WHAT TO PRODUCE: Output the data exactly, with every line intact.

##### DATASET ROWS #####

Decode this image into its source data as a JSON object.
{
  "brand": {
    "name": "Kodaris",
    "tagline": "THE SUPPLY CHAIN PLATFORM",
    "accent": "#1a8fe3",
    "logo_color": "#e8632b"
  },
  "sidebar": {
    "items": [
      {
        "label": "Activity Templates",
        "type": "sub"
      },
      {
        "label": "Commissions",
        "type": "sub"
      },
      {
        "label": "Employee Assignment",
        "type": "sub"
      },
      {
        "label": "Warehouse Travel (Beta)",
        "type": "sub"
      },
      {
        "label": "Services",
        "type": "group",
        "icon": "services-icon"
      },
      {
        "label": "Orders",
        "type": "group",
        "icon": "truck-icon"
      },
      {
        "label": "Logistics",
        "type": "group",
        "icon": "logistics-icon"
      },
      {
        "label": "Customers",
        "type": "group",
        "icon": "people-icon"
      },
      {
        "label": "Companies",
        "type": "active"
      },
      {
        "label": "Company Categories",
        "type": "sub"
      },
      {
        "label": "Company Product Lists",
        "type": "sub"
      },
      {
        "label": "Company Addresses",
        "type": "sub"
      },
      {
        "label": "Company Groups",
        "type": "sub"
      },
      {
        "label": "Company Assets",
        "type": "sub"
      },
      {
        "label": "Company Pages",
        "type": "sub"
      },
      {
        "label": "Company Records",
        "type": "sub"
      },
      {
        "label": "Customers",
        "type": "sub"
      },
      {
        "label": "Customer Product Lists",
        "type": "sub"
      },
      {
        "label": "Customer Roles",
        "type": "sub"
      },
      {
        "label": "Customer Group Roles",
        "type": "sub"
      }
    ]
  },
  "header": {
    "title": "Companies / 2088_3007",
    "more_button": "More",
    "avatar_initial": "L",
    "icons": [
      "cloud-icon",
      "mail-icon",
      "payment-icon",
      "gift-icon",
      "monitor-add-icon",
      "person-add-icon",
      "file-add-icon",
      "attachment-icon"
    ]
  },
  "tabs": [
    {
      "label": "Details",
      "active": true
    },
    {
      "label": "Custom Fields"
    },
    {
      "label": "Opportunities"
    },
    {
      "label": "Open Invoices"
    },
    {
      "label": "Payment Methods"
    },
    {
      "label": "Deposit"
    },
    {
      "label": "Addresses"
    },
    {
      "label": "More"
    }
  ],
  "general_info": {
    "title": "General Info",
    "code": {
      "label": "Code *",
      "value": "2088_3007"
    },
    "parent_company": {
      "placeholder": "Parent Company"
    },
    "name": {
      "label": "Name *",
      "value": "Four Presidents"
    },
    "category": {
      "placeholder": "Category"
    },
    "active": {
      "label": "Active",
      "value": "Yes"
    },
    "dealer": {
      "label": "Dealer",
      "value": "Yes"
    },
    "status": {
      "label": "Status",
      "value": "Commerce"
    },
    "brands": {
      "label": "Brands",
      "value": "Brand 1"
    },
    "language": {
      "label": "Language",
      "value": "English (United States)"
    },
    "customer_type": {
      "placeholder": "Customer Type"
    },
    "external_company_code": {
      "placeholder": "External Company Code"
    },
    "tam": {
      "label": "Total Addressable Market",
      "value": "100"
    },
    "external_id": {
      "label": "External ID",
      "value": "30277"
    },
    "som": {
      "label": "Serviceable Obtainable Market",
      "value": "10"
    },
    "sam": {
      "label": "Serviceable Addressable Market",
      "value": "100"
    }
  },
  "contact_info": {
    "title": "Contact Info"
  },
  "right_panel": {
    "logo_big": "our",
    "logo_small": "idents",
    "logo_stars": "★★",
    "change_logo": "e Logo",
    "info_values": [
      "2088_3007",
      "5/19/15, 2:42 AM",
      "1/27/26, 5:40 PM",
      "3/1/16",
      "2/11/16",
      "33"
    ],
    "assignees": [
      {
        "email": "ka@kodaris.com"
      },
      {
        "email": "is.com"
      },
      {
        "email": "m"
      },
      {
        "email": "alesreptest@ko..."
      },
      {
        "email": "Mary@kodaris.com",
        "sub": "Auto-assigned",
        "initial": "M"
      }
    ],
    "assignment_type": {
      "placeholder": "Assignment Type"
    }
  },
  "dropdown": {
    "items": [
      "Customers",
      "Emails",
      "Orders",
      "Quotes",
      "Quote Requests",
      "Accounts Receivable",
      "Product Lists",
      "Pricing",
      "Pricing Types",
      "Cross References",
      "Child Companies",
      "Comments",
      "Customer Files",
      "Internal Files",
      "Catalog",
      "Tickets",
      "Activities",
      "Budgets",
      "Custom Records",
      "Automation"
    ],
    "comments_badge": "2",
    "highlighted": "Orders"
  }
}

#####

SOLUTION FOR THIS PROBLEM:
Decode this image into its source data as a JSON object.
{
  "brand": {
    "name": "Kodaris",
    "tagline": "THE SUPPLY CHAIN PLATFORM",
    "accent": "#1a8fe3",
    "logo_color": "#e8632b"
  },
  "sidebar": {
    "items": [
      {
        "label": "Activity Templates",
        "type": "sub"
      },
      {
        "label": "Commissions",
        "type": "sub"
      },
      {
        "label": "Employee Assignment",
        "type": "sub"
      },
      {
        "label": "Warehouse Travel (Beta)",
        "type": "sub"
      },
      {
        "label": "Services",
        "type": "group",
        "icon": "services-icon"
      },
      {
        "label": "Orders",
        "type": "group",
        "icon": "truck-icon"
      },
      {
        "label": "Logistics",
        "type": "group",
        "icon": "logistics-icon"
      },
      {
        "label": "Customers",
        "type": "group",
        "icon": "people-icon"
      },
      {
        "label": "Companies",
        "type": "active"
      },
      {
        "label": "Company Categories",
        "type": "sub"
      },
      {
        "label": "Company Product Lists",
        "type": "sub"
      },
      {
        "label": "Company Addresses",
        "type": "sub"
      },
      {
        "label": "Company Groups",
        "type": "sub"
      },
      {
        "label": "Company Assets",
        "type": "sub"
      },
      {
        "label": "Company Pages",
        "type": "sub"
      },
      {
        "label": "Company Records",
        "type": "sub"
      },
      {
        "label": "Customers",
        "type": "sub"
      },
      {
        "label": "Customer Product Lists",
        "type": "sub"
      },
      {
        "label": "Customer Roles",
        "type": "sub"
      },
      {
        "label": "Customer Group Roles",
        "type": "sub"
      }
    ]
  },
  "header": {
    "title": "Companies / 2088_3007",
    "more_button": "More",
    "avatar_initial": "L",
    "icons": [
      "cloud-icon",
      "mail-icon",
      "payment-icon",
      "gift-icon",
      "monitor-add-icon",
      "person-add-icon",
      "file-add-icon",
      "attachment-icon"
    ]
  },
  "tabs": [
    {
      "label": "Details",
      "active": true
    },
    {
      "label": "Custom Fields"
    },
    {
      "label": "Opportunities"
    },
    {
      "label": "Open Invoices"
    },
    {
      "label": "Payment Methods"
    },
    {
      "label": "Deposit"
    },
    {
      "label": "Addresses"
    },
    {
      "label": "More"
    }
  ],
  "general_info": {
    "title": "General Info",
    "code": {
      "label": "Code *",
      "value": "2088_3007"
    },
    "parent_company": {
      "placeholder": "Parent Company"
    },
    "name": {
      "label": "Name *",
      "value": "Four Presidents"
    },
    "category": {
      "placeholder": "Category"
    },
    "active": {
      "label": "Active",
      "value": "Yes"
    },
    "dealer": {
      "label": "Dealer",
      "value": "Yes"
    },
    "status": {
      "label": "Status",
      "value": "Commerce"
    },
    "brands": {
      "label": "Brands",
      "value": "Brand 1"
    },
    "language": {
      "label": "Language",
      "value": "English (United States)"
    },
    "customer_type": {
      "placeholder": "Customer Type"
    },
    "external_company_code": {
      "placeholder": "External Company Code"
    },
    "tam": {
      "label": "Total Addressable Market",
      "value": "100"
    },
    "external_id": {
      "label": "External ID",
      "value": "30277"
    },
    "som": {
      "label": "Serviceable Obtainable Market",
      "value": "10"
    },
    "sam": {
      "label": "Serviceable Addressable Market",
      "value": "100"
    }
  },
  "contact_info": {
    "title": "Contact Info"
  },
  "right_panel": {
    "logo_big": "our",
    "logo_small": "idents",
    "logo_stars": "★★",
    "change_logo": "e Logo",
    "info_values": [
      "2088_3007",
      "5/19/15, 2:42 AM",
      "1/27/26, 5:40 PM",
      "3/1/16",
      "2/11/16",
      "33"
    ],
    "assignees": [
      {
        "email": "ka@kodaris.com"
      },
      {
        "email": "is.com"
      },
      {
        "email": "m"
      },
      {
        "email": "alesreptest@ko..."
      },
      {
        "email": "Mary@kodaris.com",
        "sub": "Auto-assigned",
        "initial": "M"
      }
    ],
    "assignment_type": {
      "placeholder": "Assignment Type"
    }
  },
  "dropdown": {
    "items": [
      "Customers",
      "Emails",
      "Orders",
      "Quotes",
      "Quote Requests",
      "Accounts Receivable",
      "Product Lists",
      "Pricing",
      "Pricing Types",
      "Cross References",
      "Child Companies",
      "Comments",
      "Customer Files",
      "Internal Files",
      "Catalog",
      "Tickets",
      "Activities",
      "Budgets",
      "Custom Records",
      "Automation"
    ],
    "comments_badge": "2",
    "highlighted": "Orders"
  }
}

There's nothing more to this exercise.